TASK DATA:
%%
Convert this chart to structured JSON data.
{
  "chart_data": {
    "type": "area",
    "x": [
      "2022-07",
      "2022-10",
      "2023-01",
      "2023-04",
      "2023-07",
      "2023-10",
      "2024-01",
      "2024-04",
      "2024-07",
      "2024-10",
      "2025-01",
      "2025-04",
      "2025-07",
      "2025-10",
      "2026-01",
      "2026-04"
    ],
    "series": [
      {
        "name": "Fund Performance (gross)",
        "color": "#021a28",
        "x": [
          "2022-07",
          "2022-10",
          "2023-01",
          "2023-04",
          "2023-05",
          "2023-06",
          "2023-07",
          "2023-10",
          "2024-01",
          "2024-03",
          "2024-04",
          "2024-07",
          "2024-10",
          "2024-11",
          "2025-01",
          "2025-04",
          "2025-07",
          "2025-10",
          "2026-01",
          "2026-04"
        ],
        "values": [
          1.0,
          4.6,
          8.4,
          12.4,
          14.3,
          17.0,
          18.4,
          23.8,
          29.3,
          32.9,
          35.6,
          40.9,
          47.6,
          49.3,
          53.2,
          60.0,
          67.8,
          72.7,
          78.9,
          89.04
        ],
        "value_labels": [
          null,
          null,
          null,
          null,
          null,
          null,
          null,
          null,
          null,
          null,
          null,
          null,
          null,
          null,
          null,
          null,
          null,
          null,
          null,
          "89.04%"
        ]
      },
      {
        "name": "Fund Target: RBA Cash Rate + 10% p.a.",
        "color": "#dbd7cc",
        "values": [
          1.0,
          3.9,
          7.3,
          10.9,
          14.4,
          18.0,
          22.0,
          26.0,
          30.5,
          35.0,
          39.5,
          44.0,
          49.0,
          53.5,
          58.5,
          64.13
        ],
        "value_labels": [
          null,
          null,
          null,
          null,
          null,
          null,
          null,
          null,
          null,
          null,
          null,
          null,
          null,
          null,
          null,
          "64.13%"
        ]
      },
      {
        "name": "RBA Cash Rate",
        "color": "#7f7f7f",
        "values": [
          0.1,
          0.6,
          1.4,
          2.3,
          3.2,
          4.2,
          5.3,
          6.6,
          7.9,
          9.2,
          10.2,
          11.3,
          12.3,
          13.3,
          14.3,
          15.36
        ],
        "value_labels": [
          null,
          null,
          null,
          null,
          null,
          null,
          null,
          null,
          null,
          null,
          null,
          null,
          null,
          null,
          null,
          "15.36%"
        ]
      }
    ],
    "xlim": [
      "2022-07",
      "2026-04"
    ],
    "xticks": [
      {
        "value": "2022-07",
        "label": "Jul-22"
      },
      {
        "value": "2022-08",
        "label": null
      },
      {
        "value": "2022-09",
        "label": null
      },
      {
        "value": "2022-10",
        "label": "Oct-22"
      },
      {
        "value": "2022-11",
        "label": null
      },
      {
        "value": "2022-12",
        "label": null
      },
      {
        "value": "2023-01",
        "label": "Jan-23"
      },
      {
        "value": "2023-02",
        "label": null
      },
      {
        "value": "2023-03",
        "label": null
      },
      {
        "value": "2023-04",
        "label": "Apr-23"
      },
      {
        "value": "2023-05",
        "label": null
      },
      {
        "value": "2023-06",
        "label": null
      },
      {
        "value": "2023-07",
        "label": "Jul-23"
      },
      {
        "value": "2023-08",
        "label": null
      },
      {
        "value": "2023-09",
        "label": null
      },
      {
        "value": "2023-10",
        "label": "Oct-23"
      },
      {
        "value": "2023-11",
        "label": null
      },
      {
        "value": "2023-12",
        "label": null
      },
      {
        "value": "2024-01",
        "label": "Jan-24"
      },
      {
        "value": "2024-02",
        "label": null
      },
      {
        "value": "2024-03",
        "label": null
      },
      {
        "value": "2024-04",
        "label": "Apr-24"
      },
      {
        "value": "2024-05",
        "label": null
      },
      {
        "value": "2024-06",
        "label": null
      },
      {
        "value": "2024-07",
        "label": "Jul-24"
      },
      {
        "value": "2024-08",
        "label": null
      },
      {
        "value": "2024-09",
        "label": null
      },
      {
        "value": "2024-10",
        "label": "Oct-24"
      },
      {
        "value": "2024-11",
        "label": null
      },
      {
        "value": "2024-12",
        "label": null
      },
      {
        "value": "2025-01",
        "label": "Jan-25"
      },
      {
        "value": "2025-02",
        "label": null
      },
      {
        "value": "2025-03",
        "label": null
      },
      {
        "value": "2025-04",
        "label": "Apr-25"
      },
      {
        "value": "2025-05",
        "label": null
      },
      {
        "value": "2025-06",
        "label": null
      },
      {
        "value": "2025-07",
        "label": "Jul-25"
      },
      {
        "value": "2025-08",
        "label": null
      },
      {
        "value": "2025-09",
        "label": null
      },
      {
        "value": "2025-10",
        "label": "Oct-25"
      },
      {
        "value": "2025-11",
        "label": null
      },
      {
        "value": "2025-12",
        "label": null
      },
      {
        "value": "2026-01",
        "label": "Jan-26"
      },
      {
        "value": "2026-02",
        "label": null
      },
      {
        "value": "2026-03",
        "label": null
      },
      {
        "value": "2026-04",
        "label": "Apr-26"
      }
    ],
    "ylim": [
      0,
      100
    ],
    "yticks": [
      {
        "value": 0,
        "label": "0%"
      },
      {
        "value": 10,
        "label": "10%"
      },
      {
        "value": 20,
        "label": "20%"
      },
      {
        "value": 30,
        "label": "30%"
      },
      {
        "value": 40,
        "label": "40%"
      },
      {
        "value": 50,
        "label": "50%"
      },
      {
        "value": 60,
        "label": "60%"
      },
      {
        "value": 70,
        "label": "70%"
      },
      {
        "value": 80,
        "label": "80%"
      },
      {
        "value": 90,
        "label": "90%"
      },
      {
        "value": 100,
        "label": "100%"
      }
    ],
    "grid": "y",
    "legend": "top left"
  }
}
%%
EXERCISE: Each line above must be reproduced exactly as it stands.

FULL SOLUTION:
Convert this chart to structured JSON data.
{
  "chart_data": {
    "type": "area",
    "x": [
      "2022-07",
      "2022-10",
      "2023-01",
      "2023-04",
      "2023-07",
      "2023-10",
      "2024-01",
      "2024-04",
      "2024-07",
      "2024-10",
      "2025-01",
      "2025-04",
      "2025-07",
      "2025-10",
      "2026-01",
      "2026-04"
    ],
    "series": [
      {
        "name": "Fund Performance (gross)",
        "color": "#021a28",
        "x": [
          "2022-07",
          "2022-10",
          "2023-01",
          "2023-04",
          "2023-05",
          "2023-06",
          "2023-07",
          "2023-10",
          "2024-01",
          "2024-03",
          "2024-04",
          "2024-07",
          "2024-10",
          "2024-11",
          "2025-01",
          "2025-04",
          "2025-07",
          "2025-10",
          "2026-01",
          "2026-04"
        ],
        "values": [
          1.0,
          4.6,
          8.4,
          12.4,
          14.3,
          17.0,
          18.4,
          23.8,
          29.3,
          32.9,
          35.6,
          40.9,
          47.6,
          49.3,
          53.2,
          60.0,
          67.8,
          72.7,
          78.9,
          89.04
        ],
        "value_labels": [
          null,
          null,
          null,
          null,
          null,
          null,
          null,
          null,
          null,
          null,
          null,
          null,
          null,
          null,
          null,
          null,
          null,
          null,
          null,
          "89.04%"
        ]
      },
      {
        "name": "Fund Target: RBA Cash Rate + 10% p.a.",
        "color": "#dbd7cc",
        "values": [
          1.0,
          3.9,
          7.3,
          10.9,
          14.4,
          18.0,
          22.0,
          26.0,
          30.5,
          35.0,
          39.5,
          44.0,
          49.0,
          53.5,
          58.5,
          64.13
        ],
        "value_labels": [
          null,
          null,
          null,
          null,
          null,
          null,
          null,
          null,
          null,
          null,
          null,
          null,
          null,
          null,
          null,
          "64.13%"
        ]
      },
      {
        "name": "RBA Cash Rate",
        "color": "#7f7f7f",
        "values": [
          0.1,
          0.6,
          1.4,
          2.3,
          3.2,
          4.2,
          5.3,
          6.6,
          7.9,
          9.2,
          10.2,
          11.3,
          12.3,
          13.3,
          14.3,
          15.36
        ],
        "value_labels": [
          null,
          null,
          null,
          null,
          null,
          null,
          null,
          null,
          null,
          null,
          null,
          null,
          null,
          null,
          null,
          "15.36%"
        ]
      }
    ],
    "xlim": [
      "2022-07",
      "2026-04"
    ],
    "xticks": [
      {
        "value": "2022-07",
        "label": "Jul-22"
      },
      {
        "value": "2022-08",
        "label": null
      },
      {
        "value": "2022-09",
        "label": null
      },
      {
        "value": "2022-10",
        "label": "Oct-22"
      },
      {
        "value": "2022-11",
        "label": null
      },
      {
        "value": "2022-12",
        "label": null
      },
      {
        "value": "2023-01",
        "label": "Jan-23"
      },
      {
        "value": "2023-02",
        "label": null
      },
      {
        "value": "2023-03",
        "label": null
      },
      {
        "value": "2023-04",
        "label": "Apr-23"
      },
      {
        "value": "2023-05",
        "label": null
      },
      {
        "value": "2023-06",
        "label": null
      },
      {
        "value": "2023-07",
        "label": "Jul-23"
      },
      {
        "value": "2023-08",
        "label": null
      },
      {
        "value": "2023-09",
        "label": null
      },
      {
        "value": "2023-10",
        "label": "Oct-23"
      },
      {
        "value": "2023-11",
        "label": null
      },
      {
        "value": "2023-12",
        "label": null
      },
      {
        "value": "2024-01",
        "label": "Jan-24"
      },
      {
        "value": "2024-02",
        "label": null
      },
      {
        "value": "2024-03",
        "label": null
      },
      {
        "value": "2024-04",
        "label": "Apr-24"
      },
      {
        "value": "2024-05",
        "label": null
      },
      {
        "value": "2024-06",
        "label": null
      },
      {
        "value": "2024-07",
        "label": "Jul-24"
      },
      {
        "value": "2024-08",
        "label": null
      },
      {
        "value": "2024-09",
        "label": null
      },
      {
        "value": "2024-10",
        "label": "Oct-24"
      },
      {
        "value": "2024-11",
        "label": null
      },
      {
        "value": "2024-12",
        "label": null
      },
      {
        "value": "2025-01",
        "label": "Jan-25"
      },
      {
        "value": "2025-02",
        "label": null
      },
      {
        "value": "2025-03",
        "label": null
      },
      {
        "value": "2025-04",
        "label": "Apr-25"
      },
      {
        "value": "2025-05",
        "label": null
      },
      {
        "value": "2025-06",
        "label": null
      },
      {
        "value": "2025-07",
        "label": "Jul-25"
      },
      {
        "value": "2025-08",
        "label": null
      },
      {
        "value": "2025-09",
        "label": null
      },
      {
        "value": "2025-10",
        "label": "Oct-25"
      },
      {
        "value": "2025-11",
        "label": null
      },
      {
        "value": "2025-12",
        "label": null
      },
      {
        "value": "2026-01",
        "label": "Jan-26"
      },
      {
        "value": "2026-02",
        "label": null
      },
      {
        "value": "2026-03",
        "label": null
      },
      {
        "value": "2026-04",
        "label": "Apr-26"
      }
    ],
    "ylim": [
      0,
      100
    ],
    "yticks": [
      {
        "value": 0,
        "label": "0%"
      },
      {
        "value": 10,
        "label": "10%"
      },
      {
        "value": 20,
        "label": "20%"
      },
      {
        "value": 30,
        "label": "30%"
      },
      {
        "value": 40,
        "label": "40%"
      },
      {
        "value": 50,
        "label": "50%"
      },
      {
        "value": 60,
        "label": "60%"
      },
      {
        "value": 70,
        "label": "70%"
      },
      {
        "value": 80,
        "label": "80%"
      },
      {
        "value": 90,
        "label": "90%"
      },
      {
        "value": 100,
        "label": "100%"
      }
    ],
    "grid": "y",
    "legend": "top left"
  }
}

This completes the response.